> _Exercise details_: Copy out the records below, replacing every occurrence of "time-tick-mark" with "x-axis-tick" and leaving everything else unchanged.

> _Data section_:
::::

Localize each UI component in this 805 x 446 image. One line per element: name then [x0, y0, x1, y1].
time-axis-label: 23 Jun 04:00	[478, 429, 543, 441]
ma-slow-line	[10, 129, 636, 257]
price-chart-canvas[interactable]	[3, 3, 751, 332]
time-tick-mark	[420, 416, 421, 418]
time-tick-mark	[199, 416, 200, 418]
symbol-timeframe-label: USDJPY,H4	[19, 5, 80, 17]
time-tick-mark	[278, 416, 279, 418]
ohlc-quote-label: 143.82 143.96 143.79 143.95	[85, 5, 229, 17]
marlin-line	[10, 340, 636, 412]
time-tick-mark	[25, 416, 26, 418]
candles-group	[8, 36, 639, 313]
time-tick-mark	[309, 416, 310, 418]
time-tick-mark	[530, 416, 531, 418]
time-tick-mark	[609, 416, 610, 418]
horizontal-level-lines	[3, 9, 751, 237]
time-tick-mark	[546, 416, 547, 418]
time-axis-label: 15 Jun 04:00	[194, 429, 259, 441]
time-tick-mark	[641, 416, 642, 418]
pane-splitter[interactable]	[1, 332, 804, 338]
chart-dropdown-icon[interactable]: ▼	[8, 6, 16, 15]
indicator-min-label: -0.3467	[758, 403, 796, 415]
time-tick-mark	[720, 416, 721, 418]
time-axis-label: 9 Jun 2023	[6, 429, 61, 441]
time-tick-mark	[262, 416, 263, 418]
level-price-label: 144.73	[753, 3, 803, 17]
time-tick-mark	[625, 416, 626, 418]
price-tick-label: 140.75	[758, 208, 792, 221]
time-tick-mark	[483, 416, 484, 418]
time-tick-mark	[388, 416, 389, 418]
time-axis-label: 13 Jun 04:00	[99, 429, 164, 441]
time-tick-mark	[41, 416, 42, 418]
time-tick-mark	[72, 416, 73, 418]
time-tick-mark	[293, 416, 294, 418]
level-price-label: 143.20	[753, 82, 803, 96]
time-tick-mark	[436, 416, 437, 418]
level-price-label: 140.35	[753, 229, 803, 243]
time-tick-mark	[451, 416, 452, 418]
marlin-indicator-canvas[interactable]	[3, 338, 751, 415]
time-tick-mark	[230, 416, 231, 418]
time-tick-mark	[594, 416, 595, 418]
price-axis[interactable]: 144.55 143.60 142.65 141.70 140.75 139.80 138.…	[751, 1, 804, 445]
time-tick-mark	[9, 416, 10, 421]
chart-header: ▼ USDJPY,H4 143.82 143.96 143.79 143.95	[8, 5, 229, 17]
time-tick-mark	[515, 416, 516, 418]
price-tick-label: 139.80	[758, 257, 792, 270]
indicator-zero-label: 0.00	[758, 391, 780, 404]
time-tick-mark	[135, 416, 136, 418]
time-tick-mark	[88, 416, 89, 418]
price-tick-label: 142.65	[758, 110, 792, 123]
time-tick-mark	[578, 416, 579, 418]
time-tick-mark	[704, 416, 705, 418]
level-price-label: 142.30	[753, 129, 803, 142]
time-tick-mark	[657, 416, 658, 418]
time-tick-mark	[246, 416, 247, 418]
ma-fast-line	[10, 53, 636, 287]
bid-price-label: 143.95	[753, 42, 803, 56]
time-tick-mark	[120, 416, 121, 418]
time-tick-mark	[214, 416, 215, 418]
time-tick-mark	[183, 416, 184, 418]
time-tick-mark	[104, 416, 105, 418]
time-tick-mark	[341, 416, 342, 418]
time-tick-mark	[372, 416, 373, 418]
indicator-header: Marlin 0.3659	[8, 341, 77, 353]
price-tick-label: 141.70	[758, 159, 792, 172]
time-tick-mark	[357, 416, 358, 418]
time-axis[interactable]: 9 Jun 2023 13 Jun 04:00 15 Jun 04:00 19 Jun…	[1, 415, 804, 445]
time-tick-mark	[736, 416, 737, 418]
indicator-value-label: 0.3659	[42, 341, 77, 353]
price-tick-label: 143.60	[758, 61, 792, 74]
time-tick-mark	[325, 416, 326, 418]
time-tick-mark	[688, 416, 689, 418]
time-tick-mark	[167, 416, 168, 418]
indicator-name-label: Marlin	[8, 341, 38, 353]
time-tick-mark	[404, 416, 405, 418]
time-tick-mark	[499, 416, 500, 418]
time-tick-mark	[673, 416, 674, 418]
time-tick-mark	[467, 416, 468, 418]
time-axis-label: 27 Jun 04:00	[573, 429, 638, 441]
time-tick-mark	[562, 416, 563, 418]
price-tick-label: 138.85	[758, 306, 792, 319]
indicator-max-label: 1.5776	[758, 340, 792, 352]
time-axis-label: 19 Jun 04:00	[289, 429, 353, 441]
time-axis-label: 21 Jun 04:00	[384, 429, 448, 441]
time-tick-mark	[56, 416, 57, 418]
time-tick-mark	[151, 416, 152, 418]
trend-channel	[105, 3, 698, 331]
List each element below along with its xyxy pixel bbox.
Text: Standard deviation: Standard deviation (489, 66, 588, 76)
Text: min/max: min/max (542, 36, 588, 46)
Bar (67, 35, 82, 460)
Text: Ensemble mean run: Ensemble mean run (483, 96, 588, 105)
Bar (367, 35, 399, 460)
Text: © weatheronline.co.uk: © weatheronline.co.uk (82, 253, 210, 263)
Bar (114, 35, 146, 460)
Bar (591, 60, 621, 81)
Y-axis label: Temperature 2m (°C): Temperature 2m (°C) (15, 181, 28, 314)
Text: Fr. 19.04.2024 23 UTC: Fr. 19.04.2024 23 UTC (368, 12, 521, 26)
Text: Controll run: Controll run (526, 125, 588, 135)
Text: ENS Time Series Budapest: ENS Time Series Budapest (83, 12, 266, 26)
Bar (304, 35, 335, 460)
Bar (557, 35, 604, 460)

::::

> _Exercise response_:
Localize each UI component in this 805 x 446 image. One line per element: name then [x0, y0, x1, y1].
time-axis-label: 23 Jun 04:00	[478, 429, 543, 441]
ma-slow-line	[10, 129, 636, 257]
price-chart-canvas[interactable]	[3, 3, 751, 332]
x-axis-tick	[420, 416, 421, 418]
x-axis-tick	[199, 416, 200, 418]
symbol-timeframe-label: USDJPY,H4	[19, 5, 80, 17]
x-axis-tick	[278, 416, 279, 418]
ohlc-quote-label: 143.82 143.96 143.79 143.95	[85, 5, 229, 17]
marlin-line	[10, 340, 636, 412]
x-axis-tick	[25, 416, 26, 418]
candles-group	[8, 36, 639, 313]
x-axis-tick	[309, 416, 310, 418]
x-axis-tick	[530, 416, 531, 418]
x-axis-tick	[609, 416, 610, 418]
horizontal-level-lines	[3, 9, 751, 237]
x-axis-tick	[546, 416, 547, 418]
time-axis-label: 15 Jun 04:00	[194, 429, 259, 441]
x-axis-tick	[641, 416, 642, 418]
pane-splitter[interactable]	[1, 332, 804, 338]
chart-dropdown-icon[interactable]: ▼	[8, 6, 16, 15]
indicator-min-label: -0.3467	[758, 403, 796, 415]
x-axis-tick	[720, 416, 721, 418]
time-axis-label: 9 Jun 2023	[6, 429, 61, 441]
x-axis-tick	[262, 416, 263, 418]
level-price-label: 144.73	[753, 3, 803, 17]
x-axis-tick	[625, 416, 626, 418]
price-tick-label: 140.75	[758, 208, 792, 221]
x-axis-tick	[483, 416, 484, 418]
x-axis-tick	[388, 416, 389, 418]
time-axis-label: 13 Jun 04:00	[99, 429, 164, 441]
x-axis-tick	[41, 416, 42, 418]
x-axis-tick	[72, 416, 73, 418]
x-axis-tick	[293, 416, 294, 418]
level-price-label: 143.20	[753, 82, 803, 96]
x-axis-tick	[436, 416, 437, 418]
level-price-label: 140.35	[753, 229, 803, 243]
x-axis-tick	[451, 416, 452, 418]
marlin-indicator-canvas[interactable]	[3, 338, 751, 415]
x-axis-tick	[230, 416, 231, 418]
x-axis-tick	[594, 416, 595, 418]
price-axis[interactable]: 144.55 143.60 142.65 141.70 140.75 139.80 138.…	[751, 1, 804, 445]
x-axis-tick	[9, 416, 10, 421]
chart-header: ▼ USDJPY,H4 143.82 143.96 143.79 143.95	[8, 5, 229, 17]
x-axis-tick	[515, 416, 516, 418]
price-tick-label: 139.80	[758, 257, 792, 270]
indicator-zero-label: 0.00	[758, 391, 780, 404]
x-axis-tick	[135, 416, 136, 418]
x-axis-tick	[88, 416, 89, 418]
price-tick-label: 142.65	[758, 110, 792, 123]
x-axis-tick	[578, 416, 579, 418]
x-axis-tick	[704, 416, 705, 418]
level-price-label: 142.30	[753, 129, 803, 142]
x-axis-tick	[657, 416, 658, 418]
x-axis-tick	[246, 416, 247, 418]
ma-fast-line	[10, 53, 636, 287]
bid-price-label: 143.95	[753, 42, 803, 56]
x-axis-tick	[120, 416, 121, 418]
x-axis-tick	[214, 416, 215, 418]
x-axis-tick	[183, 416, 184, 418]
x-axis-tick	[104, 416, 105, 418]
x-axis-tick	[341, 416, 342, 418]
x-axis-tick	[372, 416, 373, 418]
indicator-header: Marlin 0.3659	[8, 341, 77, 353]
price-tick-label: 141.70	[758, 159, 792, 172]
x-axis-tick	[357, 416, 358, 418]
time-axis[interactable]: 9 Jun 2023 13 Jun 04:00 15 Jun 04:00 19 Jun…	[1, 415, 804, 445]
x-axis-tick	[736, 416, 737, 418]
indicator-value-label: 0.3659	[42, 341, 77, 353]
price-tick-label: 143.60	[758, 61, 792, 74]
x-axis-tick	[325, 416, 326, 418]
x-axis-tick	[688, 416, 689, 418]
x-axis-tick	[167, 416, 168, 418]
indicator-name-label: Marlin	[8, 341, 38, 353]
x-axis-tick	[404, 416, 405, 418]
x-axis-tick	[499, 416, 500, 418]
x-axis-tick	[673, 416, 674, 418]
x-axis-tick	[467, 416, 468, 418]
time-axis-label: 27 Jun 04:00	[573, 429, 638, 441]
x-axis-tick	[562, 416, 563, 418]
price-tick-label: 138.85	[758, 306, 792, 319]
indicator-max-label: 1.5776	[758, 340, 792, 352]
time-axis-label: 19 Jun 04:00	[289, 429, 353, 441]
time-axis-label: 21 Jun 04:00	[384, 429, 448, 441]
x-axis-tick	[56, 416, 57, 418]
x-axis-tick	[151, 416, 152, 418]
trend-channel	[105, 3, 698, 331]
List each element below along with its xyxy pixel bbox.
Text: Standard deviation: Standard deviation (489, 66, 588, 76)
Text: min/max: min/max (542, 36, 588, 46)
Bar (67, 35, 82, 460)
Text: Ensemble mean run: Ensemble mean run (483, 96, 588, 105)
Bar (367, 35, 399, 460)
Text: © weatheronline.co.uk: © weatheronline.co.uk (82, 253, 210, 263)
Bar (114, 35, 146, 460)
Bar (591, 60, 621, 81)
Y-axis label: Temperature 2m (°C): Temperature 2m (°C) (15, 181, 28, 314)
Text: Fr. 19.04.2024 23 UTC: Fr. 19.04.2024 23 UTC (368, 12, 521, 26)
Text: Controll run: Controll run (526, 125, 588, 135)
Text: ENS Time Series Budapest: ENS Time Series Budapest (83, 12, 266, 26)
Bar (304, 35, 335, 460)
Bar (557, 35, 604, 460)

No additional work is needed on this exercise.